• _EXERCISE REQUIREMENTS_
Output every record word for word.

• _SUPPLIED RECORDS_
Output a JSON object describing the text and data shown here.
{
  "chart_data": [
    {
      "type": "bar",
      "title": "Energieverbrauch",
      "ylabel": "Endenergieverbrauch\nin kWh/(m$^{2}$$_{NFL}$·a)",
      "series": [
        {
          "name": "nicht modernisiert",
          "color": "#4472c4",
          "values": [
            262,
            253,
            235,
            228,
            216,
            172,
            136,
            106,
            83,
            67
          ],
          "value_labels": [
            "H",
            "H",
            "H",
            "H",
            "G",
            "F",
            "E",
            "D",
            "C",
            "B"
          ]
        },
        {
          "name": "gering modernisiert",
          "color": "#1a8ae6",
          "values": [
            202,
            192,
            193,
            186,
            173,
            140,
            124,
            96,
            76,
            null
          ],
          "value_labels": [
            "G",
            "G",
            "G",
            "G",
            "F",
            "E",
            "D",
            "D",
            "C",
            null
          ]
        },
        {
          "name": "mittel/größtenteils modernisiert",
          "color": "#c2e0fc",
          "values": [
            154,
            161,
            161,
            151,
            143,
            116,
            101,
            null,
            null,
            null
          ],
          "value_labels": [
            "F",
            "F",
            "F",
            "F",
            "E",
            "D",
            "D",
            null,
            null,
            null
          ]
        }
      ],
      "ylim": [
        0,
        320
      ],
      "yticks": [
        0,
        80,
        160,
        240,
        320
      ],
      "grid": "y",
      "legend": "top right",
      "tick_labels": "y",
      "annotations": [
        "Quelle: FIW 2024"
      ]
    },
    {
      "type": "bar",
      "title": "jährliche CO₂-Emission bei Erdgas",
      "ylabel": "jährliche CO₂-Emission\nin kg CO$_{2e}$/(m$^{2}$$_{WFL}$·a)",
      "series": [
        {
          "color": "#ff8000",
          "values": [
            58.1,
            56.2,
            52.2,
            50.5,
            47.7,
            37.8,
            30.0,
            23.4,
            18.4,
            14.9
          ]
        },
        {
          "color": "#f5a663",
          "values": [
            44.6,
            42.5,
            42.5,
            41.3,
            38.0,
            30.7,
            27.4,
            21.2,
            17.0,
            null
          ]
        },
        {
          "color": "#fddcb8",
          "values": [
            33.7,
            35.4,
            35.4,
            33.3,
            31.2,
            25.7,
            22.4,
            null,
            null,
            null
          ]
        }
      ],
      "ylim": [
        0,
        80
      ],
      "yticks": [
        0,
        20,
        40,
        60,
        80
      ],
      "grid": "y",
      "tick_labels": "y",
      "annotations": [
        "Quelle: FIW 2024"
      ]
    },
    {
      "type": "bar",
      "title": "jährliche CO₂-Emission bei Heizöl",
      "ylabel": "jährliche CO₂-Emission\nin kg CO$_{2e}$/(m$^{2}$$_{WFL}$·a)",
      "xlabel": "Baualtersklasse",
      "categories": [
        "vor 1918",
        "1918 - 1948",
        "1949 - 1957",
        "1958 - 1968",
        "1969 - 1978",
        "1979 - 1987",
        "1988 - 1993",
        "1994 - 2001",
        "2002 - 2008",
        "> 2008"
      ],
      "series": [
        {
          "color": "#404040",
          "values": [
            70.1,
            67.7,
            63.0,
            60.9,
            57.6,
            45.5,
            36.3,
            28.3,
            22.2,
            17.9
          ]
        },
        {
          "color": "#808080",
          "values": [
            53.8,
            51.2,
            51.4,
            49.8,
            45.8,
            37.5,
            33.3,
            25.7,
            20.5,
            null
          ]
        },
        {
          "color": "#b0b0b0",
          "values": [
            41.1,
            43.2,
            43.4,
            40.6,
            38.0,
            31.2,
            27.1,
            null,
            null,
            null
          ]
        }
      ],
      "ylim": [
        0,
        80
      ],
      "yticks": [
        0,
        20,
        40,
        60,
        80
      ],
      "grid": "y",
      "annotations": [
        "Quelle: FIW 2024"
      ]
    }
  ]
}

• _RESPONSE_
Output a JSON object describing the text and data shown here.
{
  "chart_data": [
    {
      "type": "bar",
      "title": "Energieverbrauch",
      "ylabel": "Endenergieverbrauch\nin kWh/(m$^{2}$$_{NFL}$·a)",
      "series": [
        {
          "name": "nicht modernisiert",
          "color": "#4472c4",
          "values": [
            262,
            253,
            235,
            228,
            216,
            172,
            136,
            106,
            83,
            67
          ],
          "value_labels": [
            "H",
            "H",
            "H",
            "H",
            "G",
            "F",
            "E",
            "D",
            "C",
            "B"
          ]
        },
        {
          "name": "gering modernisiert",
          "color": "#1a8ae6",
          "values": [
            202,
            192,
            193,
            186,
            173,
            140,
            124,
            96,
            76,
            null
          ],
          "value_labels": [
            "G",
            "G",
            "G",
            "G",
            "F",
            "E",
            "D",
            "D",
            "C",
            null
          ]
        },
        {
          "name": "mittel/größtenteils modernisiert",
          "color": "#c2e0fc",
          "values": [
            154,
            161,
            161,
            151,
            143,
            116,
            101,
            null,
            null,
            null
          ],
          "value_labels": [
            "F",
            "F",
            "F",
            "F",
            "E",
            "D",
            "D",
            null,
            null,
            null
          ]
        }
      ],
      "ylim": [
        0,
        320
      ],
      "yticks": [
        0,
        80,
        160,
        240,
        320
      ],
      "grid": "y",
      "legend": "top right",
      "tick_labels": "y",
      "annotations": [
        "Quelle: FIW 2024"
      ]
    },
    {
      "type": "bar",
      "title": "jährliche CO₂-Emission bei Erdgas",
      "ylabel": "jährliche CO₂-Emission\nin kg CO$_{2e}$/(m$^{2}$$_{WFL}$·a)",
      "series": [
        {
          "color": "#ff8000",
          "values": [
            58.1,
            56.2,
            52.2,
            50.5,
            47.7,
            37.8,
            30.0,
            23.4,
            18.4,
            14.9
          ]
        },
        {
          "color": "#f5a663",
          "values": [
            44.6,
            42.5,
            42.5,
            41.3,
            38.0,
            30.7,
            27.4,
            21.2,
            17.0,
            null
          ]
        },
        {
          "color": "#fddcb8",
          "values": [
            33.7,
            35.4,
            35.4,
            33.3,
            31.2,
            25.7,
            22.4,
            null,
            null,
            null
          ]
        }
      ],
      "ylim": [
        0,
        80
      ],
      "yticks": [
        0,
        20,
        40,
        60,
        80
      ],
      "grid": "y",
      "tick_labels": "y",
      "annotations": [
        "Quelle: FIW 2024"
      ]
    },
    {
      "type": "bar",
      "title": "jährliche CO₂-Emission bei Heizöl",
      "ylabel": "jährliche CO₂-Emission\nin kg CO$_{2e}$/(m$^{2}$$_{WFL}$·a)",
      "xlabel": "Baualtersklasse",
      "categories": [
        "vor 1918",
        "1918 - 1948",
        "1949 - 1957",
        "1958 - 1968",
        "1969 - 1978",
        "1979 - 1987",
        "1988 - 1993",
        "1994 - 2001",
        "2002 - 2008",
        "> 2008"
      ],
      "series": [
        {
          "color": "#404040",
          "values": [
            70.1,
            67.7,
            63.0,
            60.9,
            57.6,
            45.5,
            36.3,
            28.3,
            22.2,
            17.9
          ]
        },
        {
          "color": "#808080",
          "values": [
            53.8,
            51.2,
            51.4,
            49.8,
            45.8,
            37.5,
            33.3,
            25.7,
            20.5,
            null
          ]
        },
        {
          "color": "#b0b0b0",
          "values": [
            41.1,
            43.2,
            43.4,
            40.6,
            38.0,
            31.2,
            27.1,
            null,
            null,
            null
          ]
        }
      ],
      "ylim": [
        0,
        80
      ],
      "yticks": [
        0,
        20,
        40,
        60,
        80
      ],
      "grid": "y",
      "annotations": [
        "Quelle: FIW 2024"
      ]
    }
  ]
}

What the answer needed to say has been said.